DOCUMENT EXTRACT:
=======

Why is a change required when the industry has shown it can do the job?
Rightly, there seems to be universal demand for faster transfers between investment platforms when consumers want to switch. The FCA has made it clear it expects this to happen and if it doesn’t, platforms could be facing penalties. In its Investment Platforms Market Study, the FCA put a lot of faith in the new Star initiative but, based on recently published data, I think the regulator may be backing the wrong horse. In so doing, it may slow down progress in this area further.
Last month, Origo published performance data on 27 of 100-plus pension providers who are using the Origo Transfer service, formerly known as Origo Options.
The full paper can be found here.
While little more than a quarter of the firms use the service, collectively they account for more than 80 per cent of the 571,668 transfers involving £30bn in funds processed via the system between April 2018 and March 2019.
Noticeably, there appears no pattern suggesting Origo shareholders use the system better than others. Indeed, some of those achieving the best processing times are firms very much outside the constituency normally associated with Origo.
While the average transfer via the system took 9.3 days, falling to 8.1 days for simple transfers, the best performers achieved 5.0 and 3.8 days on average. How does this compare with traditional platform transfers?

=======

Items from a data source
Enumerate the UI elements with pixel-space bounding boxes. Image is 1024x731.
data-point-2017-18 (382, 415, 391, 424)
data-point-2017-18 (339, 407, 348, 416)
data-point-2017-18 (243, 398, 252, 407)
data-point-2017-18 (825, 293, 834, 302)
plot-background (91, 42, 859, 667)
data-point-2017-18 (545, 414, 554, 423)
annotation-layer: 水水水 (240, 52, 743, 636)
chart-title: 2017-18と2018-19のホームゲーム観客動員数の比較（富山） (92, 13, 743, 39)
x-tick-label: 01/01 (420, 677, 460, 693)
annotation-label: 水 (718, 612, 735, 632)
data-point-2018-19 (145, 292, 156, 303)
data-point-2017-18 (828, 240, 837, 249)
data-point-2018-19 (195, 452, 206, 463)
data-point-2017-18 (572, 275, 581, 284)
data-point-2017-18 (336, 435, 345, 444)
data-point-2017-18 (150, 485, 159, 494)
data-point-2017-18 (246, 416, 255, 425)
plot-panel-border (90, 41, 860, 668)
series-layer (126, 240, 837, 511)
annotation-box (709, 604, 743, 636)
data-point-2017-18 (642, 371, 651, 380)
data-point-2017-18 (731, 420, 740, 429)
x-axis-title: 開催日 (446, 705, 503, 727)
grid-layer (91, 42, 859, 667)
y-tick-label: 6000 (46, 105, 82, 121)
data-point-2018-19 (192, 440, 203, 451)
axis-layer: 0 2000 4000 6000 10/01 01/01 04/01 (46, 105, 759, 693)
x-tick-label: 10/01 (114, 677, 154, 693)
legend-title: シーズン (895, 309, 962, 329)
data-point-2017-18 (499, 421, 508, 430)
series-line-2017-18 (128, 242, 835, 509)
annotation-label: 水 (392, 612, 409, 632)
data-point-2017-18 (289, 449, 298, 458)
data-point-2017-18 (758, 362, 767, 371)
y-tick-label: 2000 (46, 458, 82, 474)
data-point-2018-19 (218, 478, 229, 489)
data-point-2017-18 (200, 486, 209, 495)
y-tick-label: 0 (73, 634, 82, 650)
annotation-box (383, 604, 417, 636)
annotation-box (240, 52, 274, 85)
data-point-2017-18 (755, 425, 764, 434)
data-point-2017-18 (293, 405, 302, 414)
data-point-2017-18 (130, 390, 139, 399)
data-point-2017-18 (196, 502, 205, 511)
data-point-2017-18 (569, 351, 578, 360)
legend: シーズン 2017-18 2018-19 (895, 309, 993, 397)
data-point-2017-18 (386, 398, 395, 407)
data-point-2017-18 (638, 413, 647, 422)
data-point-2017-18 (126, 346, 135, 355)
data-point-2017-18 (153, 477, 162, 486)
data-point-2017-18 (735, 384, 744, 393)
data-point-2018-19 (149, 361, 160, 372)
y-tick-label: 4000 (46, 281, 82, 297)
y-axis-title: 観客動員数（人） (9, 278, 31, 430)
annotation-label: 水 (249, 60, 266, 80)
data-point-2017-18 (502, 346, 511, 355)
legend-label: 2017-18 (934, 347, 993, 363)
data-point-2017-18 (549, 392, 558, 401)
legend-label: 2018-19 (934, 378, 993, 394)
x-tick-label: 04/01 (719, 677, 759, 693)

=======

TASK LIST:
A: Please copy out the passage of the article on investment platform transfers, beginning at the words "Last month, Origo" and stopping after "and March 2019.".
B: In the article on investment platform transfers, what was the average time a transfer took via the Origo system?
C: List every average transfer time, in days, that the article on investment platform transfers reports.

TASK-BY-TASK OUTPUTS:
A:
Last month, Origo published performance data on 27 of 100-plus pension providers who are using the Origo Transfer service, formerly known as Origo Options.
The full paper can be found here.
While little more than a quarter of the firms use the service, collectively they account for more than 80 per cent of the 571,668 transfers involving £30bn in funds processed via the system between April 2018 and March 2019.

B: 9.3 days

C: 9.3 days, 8.1 days, 5.0 days, 3.8 days